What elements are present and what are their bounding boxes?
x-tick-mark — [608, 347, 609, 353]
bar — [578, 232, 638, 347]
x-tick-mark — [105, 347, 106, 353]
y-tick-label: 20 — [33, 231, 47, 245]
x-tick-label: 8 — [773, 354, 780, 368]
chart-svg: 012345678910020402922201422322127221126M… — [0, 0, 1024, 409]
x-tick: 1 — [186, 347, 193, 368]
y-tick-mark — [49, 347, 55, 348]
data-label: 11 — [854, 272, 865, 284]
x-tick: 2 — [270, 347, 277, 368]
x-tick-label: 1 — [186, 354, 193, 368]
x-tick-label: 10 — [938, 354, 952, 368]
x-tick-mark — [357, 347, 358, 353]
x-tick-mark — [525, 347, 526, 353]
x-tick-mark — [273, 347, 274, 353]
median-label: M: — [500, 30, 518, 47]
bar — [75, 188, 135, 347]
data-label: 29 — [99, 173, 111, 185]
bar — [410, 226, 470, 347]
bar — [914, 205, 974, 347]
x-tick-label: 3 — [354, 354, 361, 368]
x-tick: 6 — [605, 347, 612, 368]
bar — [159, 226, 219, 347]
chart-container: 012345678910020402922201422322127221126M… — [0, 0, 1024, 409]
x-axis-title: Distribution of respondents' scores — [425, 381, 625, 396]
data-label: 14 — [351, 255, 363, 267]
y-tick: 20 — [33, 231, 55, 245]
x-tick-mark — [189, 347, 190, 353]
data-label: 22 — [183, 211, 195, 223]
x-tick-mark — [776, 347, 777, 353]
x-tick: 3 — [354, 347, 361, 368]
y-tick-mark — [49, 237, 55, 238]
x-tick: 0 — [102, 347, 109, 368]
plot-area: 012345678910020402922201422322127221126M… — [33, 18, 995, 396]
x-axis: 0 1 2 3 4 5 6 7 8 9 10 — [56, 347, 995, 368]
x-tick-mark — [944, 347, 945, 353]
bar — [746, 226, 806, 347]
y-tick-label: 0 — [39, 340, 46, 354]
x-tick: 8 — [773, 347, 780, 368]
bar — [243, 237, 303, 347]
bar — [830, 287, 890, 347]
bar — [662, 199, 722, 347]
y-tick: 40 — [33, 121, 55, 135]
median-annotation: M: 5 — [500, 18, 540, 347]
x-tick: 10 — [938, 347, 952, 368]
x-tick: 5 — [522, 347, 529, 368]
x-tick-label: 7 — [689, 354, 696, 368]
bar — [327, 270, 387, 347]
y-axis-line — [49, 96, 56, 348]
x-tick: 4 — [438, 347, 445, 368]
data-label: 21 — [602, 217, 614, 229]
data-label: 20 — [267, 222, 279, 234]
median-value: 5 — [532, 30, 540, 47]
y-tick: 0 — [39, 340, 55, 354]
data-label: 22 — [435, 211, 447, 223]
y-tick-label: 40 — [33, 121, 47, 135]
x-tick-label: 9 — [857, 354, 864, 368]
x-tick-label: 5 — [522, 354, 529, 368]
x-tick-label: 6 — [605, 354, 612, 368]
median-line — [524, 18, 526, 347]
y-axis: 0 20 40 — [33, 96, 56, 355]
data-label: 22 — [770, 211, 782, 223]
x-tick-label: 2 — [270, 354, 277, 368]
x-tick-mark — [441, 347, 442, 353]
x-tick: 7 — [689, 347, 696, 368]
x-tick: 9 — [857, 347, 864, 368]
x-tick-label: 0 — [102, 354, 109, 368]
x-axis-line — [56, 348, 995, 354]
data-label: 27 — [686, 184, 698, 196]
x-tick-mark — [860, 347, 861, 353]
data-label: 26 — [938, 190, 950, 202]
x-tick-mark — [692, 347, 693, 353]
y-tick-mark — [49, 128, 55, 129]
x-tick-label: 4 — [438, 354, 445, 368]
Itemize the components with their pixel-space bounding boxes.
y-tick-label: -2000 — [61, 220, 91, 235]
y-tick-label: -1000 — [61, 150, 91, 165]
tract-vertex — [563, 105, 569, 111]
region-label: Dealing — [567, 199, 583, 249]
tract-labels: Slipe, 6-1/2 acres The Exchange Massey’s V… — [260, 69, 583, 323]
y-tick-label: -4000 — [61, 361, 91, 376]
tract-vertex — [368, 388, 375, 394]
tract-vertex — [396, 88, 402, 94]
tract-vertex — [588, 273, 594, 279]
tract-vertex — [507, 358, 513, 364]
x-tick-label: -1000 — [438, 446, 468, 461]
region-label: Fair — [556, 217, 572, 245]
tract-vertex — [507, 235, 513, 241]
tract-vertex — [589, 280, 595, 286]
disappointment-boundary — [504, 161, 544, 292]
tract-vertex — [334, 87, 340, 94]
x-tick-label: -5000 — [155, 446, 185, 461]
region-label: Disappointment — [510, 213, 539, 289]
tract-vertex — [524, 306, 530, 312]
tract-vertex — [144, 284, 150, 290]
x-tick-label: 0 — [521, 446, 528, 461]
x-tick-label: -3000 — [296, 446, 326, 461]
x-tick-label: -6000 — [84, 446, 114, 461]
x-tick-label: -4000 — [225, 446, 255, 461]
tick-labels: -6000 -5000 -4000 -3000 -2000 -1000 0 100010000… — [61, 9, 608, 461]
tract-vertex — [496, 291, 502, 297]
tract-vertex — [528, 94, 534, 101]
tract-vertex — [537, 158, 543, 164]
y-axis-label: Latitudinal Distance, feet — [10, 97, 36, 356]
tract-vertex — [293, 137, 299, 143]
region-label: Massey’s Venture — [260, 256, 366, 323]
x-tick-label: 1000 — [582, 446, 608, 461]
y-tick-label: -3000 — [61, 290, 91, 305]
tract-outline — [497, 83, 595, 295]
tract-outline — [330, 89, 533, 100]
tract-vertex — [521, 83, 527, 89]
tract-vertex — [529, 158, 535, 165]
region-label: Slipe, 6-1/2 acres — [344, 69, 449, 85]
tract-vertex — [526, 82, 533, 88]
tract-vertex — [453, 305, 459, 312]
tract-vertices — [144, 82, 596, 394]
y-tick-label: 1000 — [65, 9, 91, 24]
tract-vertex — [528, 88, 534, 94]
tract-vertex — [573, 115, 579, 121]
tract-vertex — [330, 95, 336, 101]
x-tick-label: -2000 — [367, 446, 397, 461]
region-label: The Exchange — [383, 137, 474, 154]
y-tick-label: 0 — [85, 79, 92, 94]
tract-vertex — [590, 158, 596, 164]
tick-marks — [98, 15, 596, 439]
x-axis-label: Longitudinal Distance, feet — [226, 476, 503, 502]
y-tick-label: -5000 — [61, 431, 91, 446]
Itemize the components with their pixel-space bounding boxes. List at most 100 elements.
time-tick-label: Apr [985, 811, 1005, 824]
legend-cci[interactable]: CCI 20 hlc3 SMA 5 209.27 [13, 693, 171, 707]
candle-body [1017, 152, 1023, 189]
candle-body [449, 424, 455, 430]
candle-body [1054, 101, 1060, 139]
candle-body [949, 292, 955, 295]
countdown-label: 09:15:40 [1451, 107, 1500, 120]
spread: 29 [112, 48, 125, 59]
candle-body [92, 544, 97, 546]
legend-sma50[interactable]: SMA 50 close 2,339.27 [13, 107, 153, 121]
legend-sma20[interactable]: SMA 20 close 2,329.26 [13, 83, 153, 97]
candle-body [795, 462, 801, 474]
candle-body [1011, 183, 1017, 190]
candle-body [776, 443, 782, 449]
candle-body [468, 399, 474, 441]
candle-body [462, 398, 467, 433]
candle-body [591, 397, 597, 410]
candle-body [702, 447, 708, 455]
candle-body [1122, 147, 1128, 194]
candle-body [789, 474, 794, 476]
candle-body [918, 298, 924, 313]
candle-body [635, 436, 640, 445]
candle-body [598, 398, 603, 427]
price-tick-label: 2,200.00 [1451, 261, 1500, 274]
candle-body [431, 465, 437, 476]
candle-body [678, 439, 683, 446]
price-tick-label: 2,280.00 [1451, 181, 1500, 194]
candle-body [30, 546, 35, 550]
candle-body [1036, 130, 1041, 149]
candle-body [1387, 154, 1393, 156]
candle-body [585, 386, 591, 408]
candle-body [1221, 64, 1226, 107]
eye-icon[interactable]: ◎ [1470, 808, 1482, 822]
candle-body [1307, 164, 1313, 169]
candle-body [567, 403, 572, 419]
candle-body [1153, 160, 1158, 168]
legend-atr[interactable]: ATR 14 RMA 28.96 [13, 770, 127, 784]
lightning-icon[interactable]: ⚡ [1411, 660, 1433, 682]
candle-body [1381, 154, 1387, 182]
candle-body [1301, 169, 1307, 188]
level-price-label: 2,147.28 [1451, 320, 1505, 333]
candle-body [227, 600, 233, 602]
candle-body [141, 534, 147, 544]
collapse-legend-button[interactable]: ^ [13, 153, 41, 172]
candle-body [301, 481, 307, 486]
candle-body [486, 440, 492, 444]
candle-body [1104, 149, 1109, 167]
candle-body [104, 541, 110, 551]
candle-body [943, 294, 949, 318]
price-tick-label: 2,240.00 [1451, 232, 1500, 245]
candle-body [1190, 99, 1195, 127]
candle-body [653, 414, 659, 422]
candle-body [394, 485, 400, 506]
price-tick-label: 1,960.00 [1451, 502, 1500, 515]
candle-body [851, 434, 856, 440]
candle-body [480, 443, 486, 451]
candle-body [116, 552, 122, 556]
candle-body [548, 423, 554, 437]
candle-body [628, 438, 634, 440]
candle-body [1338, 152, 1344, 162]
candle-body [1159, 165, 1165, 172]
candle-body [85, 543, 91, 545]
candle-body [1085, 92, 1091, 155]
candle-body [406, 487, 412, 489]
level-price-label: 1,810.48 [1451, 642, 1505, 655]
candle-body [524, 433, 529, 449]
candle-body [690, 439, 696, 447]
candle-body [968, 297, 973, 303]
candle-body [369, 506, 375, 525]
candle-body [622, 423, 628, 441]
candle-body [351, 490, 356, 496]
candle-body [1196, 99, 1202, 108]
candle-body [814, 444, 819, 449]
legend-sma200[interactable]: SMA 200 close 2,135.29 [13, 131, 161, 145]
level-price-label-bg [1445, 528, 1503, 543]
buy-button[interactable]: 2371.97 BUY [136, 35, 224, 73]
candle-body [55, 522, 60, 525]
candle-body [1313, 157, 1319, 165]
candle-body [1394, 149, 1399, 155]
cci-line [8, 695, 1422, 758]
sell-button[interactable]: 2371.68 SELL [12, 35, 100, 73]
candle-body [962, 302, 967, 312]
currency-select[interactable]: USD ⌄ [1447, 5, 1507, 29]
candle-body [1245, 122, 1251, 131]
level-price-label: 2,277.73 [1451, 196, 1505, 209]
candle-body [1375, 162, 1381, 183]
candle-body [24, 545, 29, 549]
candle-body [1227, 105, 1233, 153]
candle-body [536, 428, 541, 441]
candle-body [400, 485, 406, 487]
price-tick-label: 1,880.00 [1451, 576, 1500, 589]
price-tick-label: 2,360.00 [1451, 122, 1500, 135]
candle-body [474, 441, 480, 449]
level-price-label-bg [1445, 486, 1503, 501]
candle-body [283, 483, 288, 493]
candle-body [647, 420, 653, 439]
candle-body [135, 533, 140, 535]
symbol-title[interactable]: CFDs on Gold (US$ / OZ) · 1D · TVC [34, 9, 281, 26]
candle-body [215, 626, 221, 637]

WHAT YOU HAVE TO DO:
Pull out every line in the records above that contains the string "axis".

EXPECTED ANSWER:
x-axis-title: Distribution of respondents' scores — [425, 381, 625, 396]
x-axis: 0 1 2 3 4 5 6 7 8 9 10 — [56, 347, 995, 368]
y-axis-line — [49, 96, 56, 348]
y-axis: 0 20 40 — [33, 96, 56, 355]
x-axis-line — [56, 348, 995, 354]
y-axis-label: Latitudinal Distance, feet — [10, 97, 36, 356]
x-axis-label: Longitudinal Distance, feet — [226, 476, 503, 502]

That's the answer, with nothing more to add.